§ **AIM**
Wherever the word "user" appears in a line, copy that line.
>> Start INPUT MATERIAL
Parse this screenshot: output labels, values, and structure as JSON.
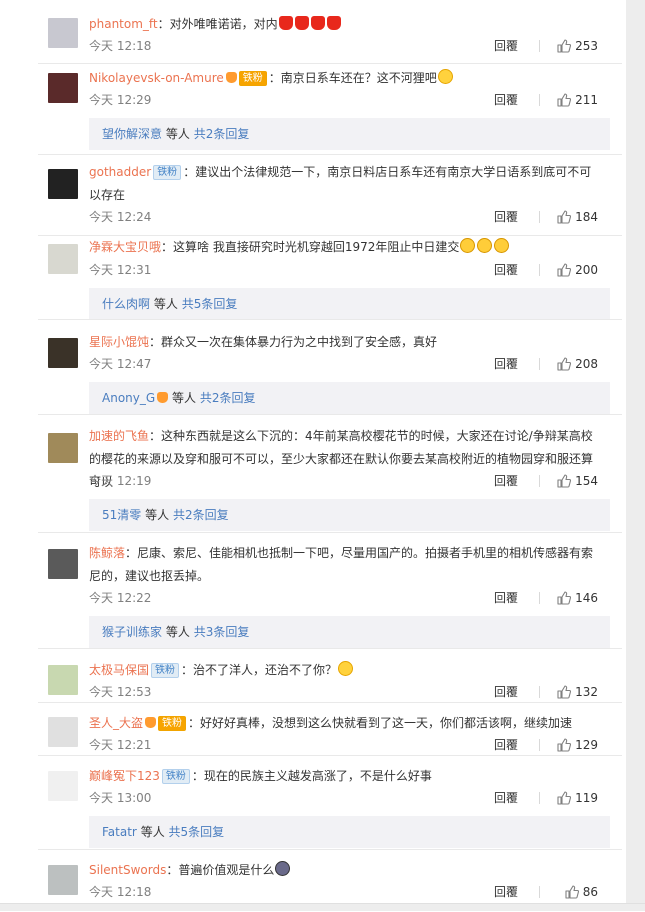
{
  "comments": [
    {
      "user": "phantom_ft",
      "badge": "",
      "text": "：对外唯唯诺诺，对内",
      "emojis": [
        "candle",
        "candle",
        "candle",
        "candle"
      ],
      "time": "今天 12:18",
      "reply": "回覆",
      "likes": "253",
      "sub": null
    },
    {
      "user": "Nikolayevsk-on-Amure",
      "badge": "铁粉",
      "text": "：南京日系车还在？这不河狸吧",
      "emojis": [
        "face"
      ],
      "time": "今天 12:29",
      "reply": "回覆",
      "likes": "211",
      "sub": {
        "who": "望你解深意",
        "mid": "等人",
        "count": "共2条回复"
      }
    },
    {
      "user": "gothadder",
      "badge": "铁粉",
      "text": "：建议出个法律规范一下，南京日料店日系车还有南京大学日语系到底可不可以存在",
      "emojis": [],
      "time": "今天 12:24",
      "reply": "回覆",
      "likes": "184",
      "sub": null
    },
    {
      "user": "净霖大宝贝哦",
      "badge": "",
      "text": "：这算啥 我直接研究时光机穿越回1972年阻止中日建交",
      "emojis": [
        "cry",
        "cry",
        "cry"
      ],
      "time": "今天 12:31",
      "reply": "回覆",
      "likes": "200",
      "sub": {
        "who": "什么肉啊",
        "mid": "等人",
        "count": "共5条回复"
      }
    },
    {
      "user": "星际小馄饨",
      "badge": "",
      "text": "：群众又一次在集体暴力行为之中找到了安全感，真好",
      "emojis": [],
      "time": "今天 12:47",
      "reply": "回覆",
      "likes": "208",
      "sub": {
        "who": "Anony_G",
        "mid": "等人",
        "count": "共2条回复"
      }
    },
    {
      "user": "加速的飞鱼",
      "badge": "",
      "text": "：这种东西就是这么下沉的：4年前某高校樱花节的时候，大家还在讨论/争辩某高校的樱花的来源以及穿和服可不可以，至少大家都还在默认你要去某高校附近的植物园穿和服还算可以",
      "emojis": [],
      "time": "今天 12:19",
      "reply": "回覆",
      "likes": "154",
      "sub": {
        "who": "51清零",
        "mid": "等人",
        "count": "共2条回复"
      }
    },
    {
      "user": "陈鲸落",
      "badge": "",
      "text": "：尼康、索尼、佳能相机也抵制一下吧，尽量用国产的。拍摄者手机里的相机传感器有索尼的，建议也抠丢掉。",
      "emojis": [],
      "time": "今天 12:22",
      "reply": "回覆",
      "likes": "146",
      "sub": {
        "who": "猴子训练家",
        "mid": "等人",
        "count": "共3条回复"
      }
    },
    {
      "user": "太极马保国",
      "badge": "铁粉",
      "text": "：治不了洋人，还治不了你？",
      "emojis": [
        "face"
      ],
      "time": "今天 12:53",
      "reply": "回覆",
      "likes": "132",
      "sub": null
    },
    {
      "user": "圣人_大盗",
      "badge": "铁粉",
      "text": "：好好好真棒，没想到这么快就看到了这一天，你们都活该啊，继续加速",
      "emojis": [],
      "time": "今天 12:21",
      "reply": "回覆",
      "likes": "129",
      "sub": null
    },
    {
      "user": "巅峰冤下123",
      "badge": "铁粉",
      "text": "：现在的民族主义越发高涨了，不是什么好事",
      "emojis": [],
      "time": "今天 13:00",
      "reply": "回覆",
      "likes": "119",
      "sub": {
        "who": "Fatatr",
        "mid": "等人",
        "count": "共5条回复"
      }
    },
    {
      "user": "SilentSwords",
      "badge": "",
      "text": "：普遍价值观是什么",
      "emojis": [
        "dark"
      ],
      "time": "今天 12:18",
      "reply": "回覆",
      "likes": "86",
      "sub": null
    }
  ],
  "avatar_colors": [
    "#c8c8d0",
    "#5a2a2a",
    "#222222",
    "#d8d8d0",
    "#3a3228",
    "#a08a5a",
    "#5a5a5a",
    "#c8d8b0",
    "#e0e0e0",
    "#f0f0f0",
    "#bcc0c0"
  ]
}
>> End INPUT MATERIAL
>> Start INPUT MATERIAL
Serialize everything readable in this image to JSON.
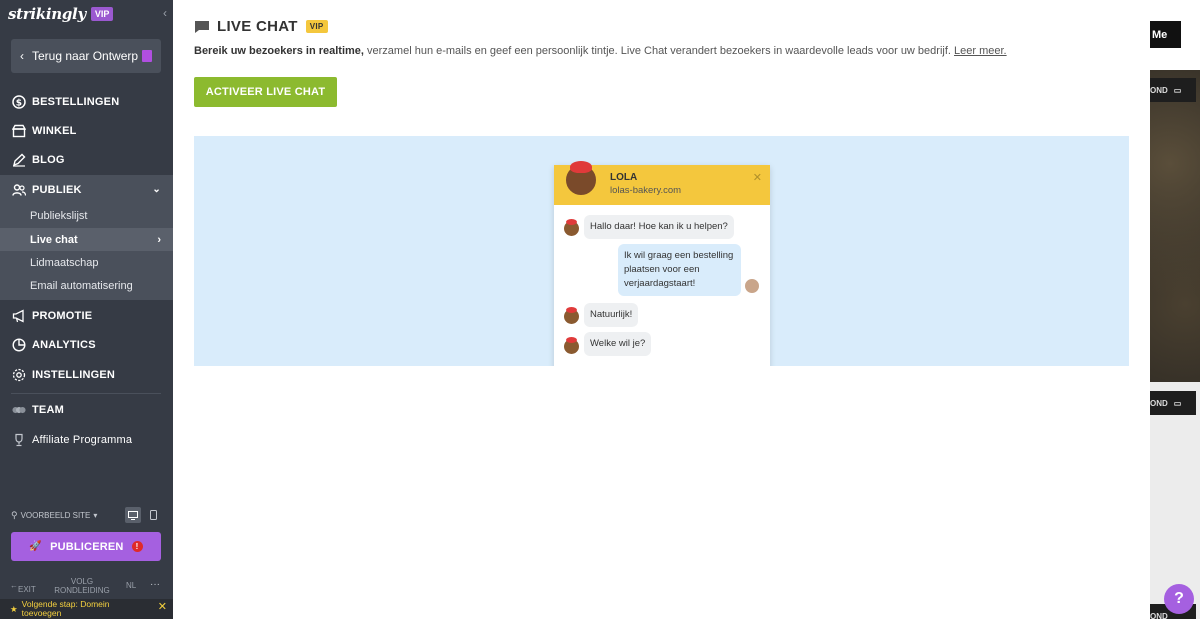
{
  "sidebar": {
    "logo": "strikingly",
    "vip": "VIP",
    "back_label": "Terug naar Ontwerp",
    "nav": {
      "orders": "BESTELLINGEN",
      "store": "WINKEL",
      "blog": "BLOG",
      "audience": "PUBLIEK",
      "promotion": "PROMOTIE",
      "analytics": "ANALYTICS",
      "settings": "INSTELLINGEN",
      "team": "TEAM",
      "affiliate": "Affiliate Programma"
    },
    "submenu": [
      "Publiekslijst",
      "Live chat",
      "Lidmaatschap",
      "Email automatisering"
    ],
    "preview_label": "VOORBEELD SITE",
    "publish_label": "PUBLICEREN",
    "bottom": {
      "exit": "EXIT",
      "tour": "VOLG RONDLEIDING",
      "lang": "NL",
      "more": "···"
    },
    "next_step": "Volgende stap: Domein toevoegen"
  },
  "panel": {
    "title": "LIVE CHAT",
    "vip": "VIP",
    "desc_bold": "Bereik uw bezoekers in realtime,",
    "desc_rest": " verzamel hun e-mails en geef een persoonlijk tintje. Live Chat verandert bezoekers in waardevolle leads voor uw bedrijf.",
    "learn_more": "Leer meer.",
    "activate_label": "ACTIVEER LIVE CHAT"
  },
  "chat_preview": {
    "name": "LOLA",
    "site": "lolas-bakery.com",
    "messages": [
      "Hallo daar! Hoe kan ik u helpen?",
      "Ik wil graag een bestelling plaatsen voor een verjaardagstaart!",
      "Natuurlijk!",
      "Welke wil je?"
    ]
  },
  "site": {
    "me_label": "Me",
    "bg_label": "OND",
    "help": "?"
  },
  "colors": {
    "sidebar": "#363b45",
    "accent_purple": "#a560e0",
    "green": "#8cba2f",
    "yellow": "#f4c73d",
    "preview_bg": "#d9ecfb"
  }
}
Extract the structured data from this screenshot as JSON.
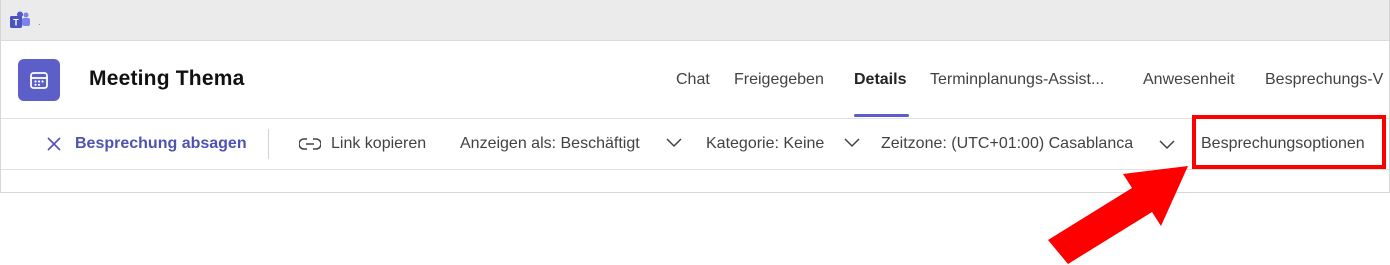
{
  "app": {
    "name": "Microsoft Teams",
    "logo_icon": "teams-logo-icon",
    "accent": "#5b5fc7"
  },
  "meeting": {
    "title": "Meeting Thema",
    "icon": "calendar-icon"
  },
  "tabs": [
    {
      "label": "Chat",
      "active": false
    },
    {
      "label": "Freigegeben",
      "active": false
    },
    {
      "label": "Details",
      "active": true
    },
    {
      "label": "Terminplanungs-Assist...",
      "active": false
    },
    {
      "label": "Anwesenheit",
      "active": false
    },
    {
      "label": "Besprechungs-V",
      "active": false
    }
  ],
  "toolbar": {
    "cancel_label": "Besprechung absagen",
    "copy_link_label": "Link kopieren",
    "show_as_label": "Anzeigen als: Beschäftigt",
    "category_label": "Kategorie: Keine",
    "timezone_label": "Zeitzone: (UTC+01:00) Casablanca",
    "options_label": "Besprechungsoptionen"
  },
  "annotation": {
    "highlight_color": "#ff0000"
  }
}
>> End INPUT MATERIAL
§ **SOLUTION TO THIS PROBLEM**
      "user": "phantom_ft",
      "user": "Nikolayevsk-on-Amure",
      "user": "gothadder",
      "user": "净霖大宝贝哦",
      "user": "星际小馄饨",
      "user": "加速的飞鱼",
      "user": "陈鲸落",
      "user": "太极马保国",
      "user": "圣人_大盗",
      "user": "巅峰冤下123",
      "user": "SilentSwords",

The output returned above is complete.